◆ **Exercise requirements**
Below is a listing to write out in full, exactly as given, without its pictures.

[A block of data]

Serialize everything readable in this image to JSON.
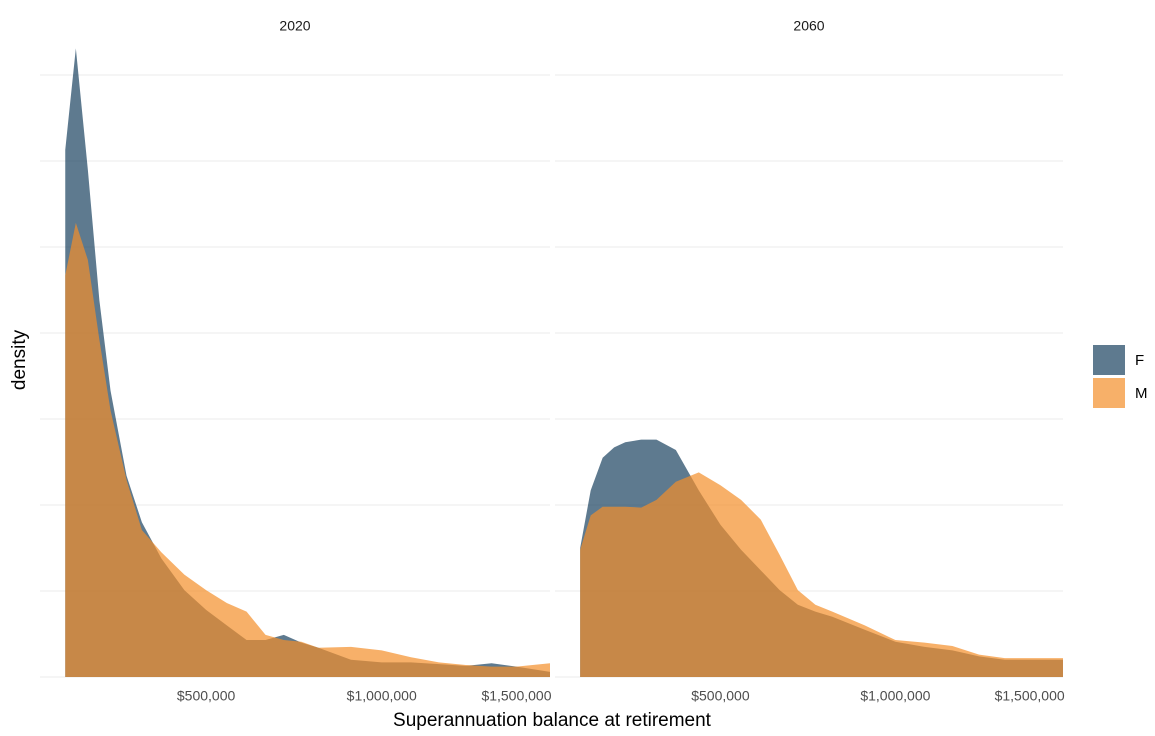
{
  "chart_data": {
    "type": "density",
    "x_label": "Superannuation balance at retirement",
    "y_label": "density",
    "x_scale": "sqrt",
    "xlim": [
      185000,
      1640000
    ],
    "xticks": [
      {
        "value": 500000,
        "label": "$500,000"
      },
      {
        "value": 1000000,
        "label": "$1,000,000"
      },
      {
        "value": 1500000,
        "label": "$1,500,000"
      }
    ],
    "ylim": [
      0,
      0.0075
    ],
    "yticks": [
      0,
      0.001,
      0.002,
      0.003,
      0.004,
      0.005,
      0.006,
      0.007
    ],
    "grid": true,
    "alpha": 0.7,
    "legend_position": "right",
    "series": [
      {
        "name": "F",
        "color": "#1a415f"
      },
      {
        "name": "M",
        "color": "#f38e2a"
      }
    ],
    "x": [
      223000,
      240000,
      260000,
      280000,
      300000,
      330000,
      360000,
      400000,
      450000,
      500000,
      550000,
      600000,
      650000,
      700000,
      750000,
      800000,
      900000,
      1000000,
      1100000,
      1200000,
      1300000,
      1400000,
      1500000,
      1640000
    ],
    "facets": [
      {
        "title": "2020",
        "values": [
          [
            0.00613,
            0.00731,
            0.0059,
            0.00438,
            0.00333,
            0.00234,
            0.0018,
            0.00138,
            0.00101,
            0.00078,
            0.0006,
            0.00043,
            0.00043,
            0.00049,
            0.0004,
            0.00034,
            0.0002,
            0.00017,
            0.00017,
            0.00015,
            0.00013,
            0.00016,
            0.00012,
            6e-05
          ],
          [
            0.00467,
            0.00528,
            0.00485,
            0.00392,
            0.0031,
            0.00229,
            0.00171,
            0.00145,
            0.00119,
            0.00101,
            0.00086,
            0.00076,
            0.00049,
            0.00043,
            0.00041,
            0.00034,
            0.00035,
            0.00031,
            0.00023,
            0.00017,
            0.00014,
            0.00012,
            0.00012,
            0.00016
          ]
        ]
      },
      {
        "title": "2060",
        "values": [
          [
            0.0015,
            0.00217,
            0.00255,
            0.00267,
            0.00273,
            0.00276,
            0.00276,
            0.00264,
            0.00217,
            0.00177,
            0.00148,
            0.00124,
            0.00101,
            0.00084,
            0.00076,
            0.0007,
            0.00055,
            0.00041,
            0.00035,
            0.00031,
            0.00024,
            0.0002,
            0.0002,
            0.0002
          ],
          [
            0.00148,
            0.00188,
            0.00198,
            0.00198,
            0.00198,
            0.00197,
            0.00206,
            0.00227,
            0.00238,
            0.00223,
            0.00206,
            0.00183,
            0.00142,
            0.00101,
            0.00084,
            0.00076,
            0.0006,
            0.00043,
            0.0004,
            0.00036,
            0.00026,
            0.00022,
            0.00022,
            0.00022
          ]
        ]
      }
    ]
  }
}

◆ **Written solution**
Serialize everything readable in this image to JSON.
{
  "chart_data": {
    "type": "density",
    "x_label": "Superannuation balance at retirement",
    "y_label": "density",
    "x_scale": "sqrt",
    "xlim": [
      185000,
      1640000
    ],
    "xticks": [
      {
        "value": 500000,
        "label": "$500,000"
      },
      {
        "value": 1000000,
        "label": "$1,000,000"
      },
      {
        "value": 1500000,
        "label": "$1,500,000"
      }
    ],
    "ylim": [
      0,
      0.0075
    ],
    "yticks": [
      0,
      0.001,
      0.002,
      0.003,
      0.004,
      0.005,
      0.006,
      0.007
    ],
    "grid": true,
    "alpha": 0.7,
    "legend_position": "right",
    "series": [
      {
        "name": "F",
        "color": "#1a415f"
      },
      {
        "name": "M",
        "color": "#f38e2a"
      }
    ],
    "x": [
      223000,
      240000,
      260000,
      280000,
      300000,
      330000,
      360000,
      400000,
      450000,
      500000,
      550000,
      600000,
      650000,
      700000,
      750000,
      800000,
      900000,
      1000000,
      1100000,
      1200000,
      1300000,
      1400000,
      1500000,
      1640000
    ],
    "facets": [
      {
        "title": "2020",
        "values": [
          [
            0.00613,
            0.00731,
            0.0059,
            0.00438,
            0.00333,
            0.00234,
            0.0018,
            0.00138,
            0.00101,
            0.00078,
            0.0006,
            0.00043,
            0.00043,
            0.00049,
            0.0004,
            0.00034,
            0.0002,
            0.00017,
            0.00017,
            0.00015,
            0.00013,
            0.00016,
            0.00012,
            6e-05
          ],
          [
            0.00467,
            0.00528,
            0.00485,
            0.00392,
            0.0031,
            0.00229,
            0.00171,
            0.00145,
            0.00119,
            0.00101,
            0.00086,
            0.00076,
            0.00049,
            0.00043,
            0.00041,
            0.00034,
            0.00035,
            0.00031,
            0.00023,
            0.00017,
            0.00014,
            0.00012,
            0.00012,
            0.00016
          ]
        ]
      },
      {
        "title": "2060",
        "values": [
          [
            0.0015,
            0.00217,
            0.00255,
            0.00267,
            0.00273,
            0.00276,
            0.00276,
            0.00264,
            0.00217,
            0.00177,
            0.00148,
            0.00124,
            0.00101,
            0.00084,
            0.00076,
            0.0007,
            0.00055,
            0.00041,
            0.00035,
            0.00031,
            0.00024,
            0.0002,
            0.0002,
            0.0002
          ],
          [
            0.00148,
            0.00188,
            0.00198,
            0.00198,
            0.00198,
            0.00197,
            0.00206,
            0.00227,
            0.00238,
            0.00223,
            0.00206,
            0.00183,
            0.00142,
            0.00101,
            0.00084,
            0.00076,
            0.0006,
            0.00043,
            0.0004,
            0.00036,
            0.00026,
            0.00022,
            0.00022,
            0.00022
          ]
        ]
      }
    ]
  }
}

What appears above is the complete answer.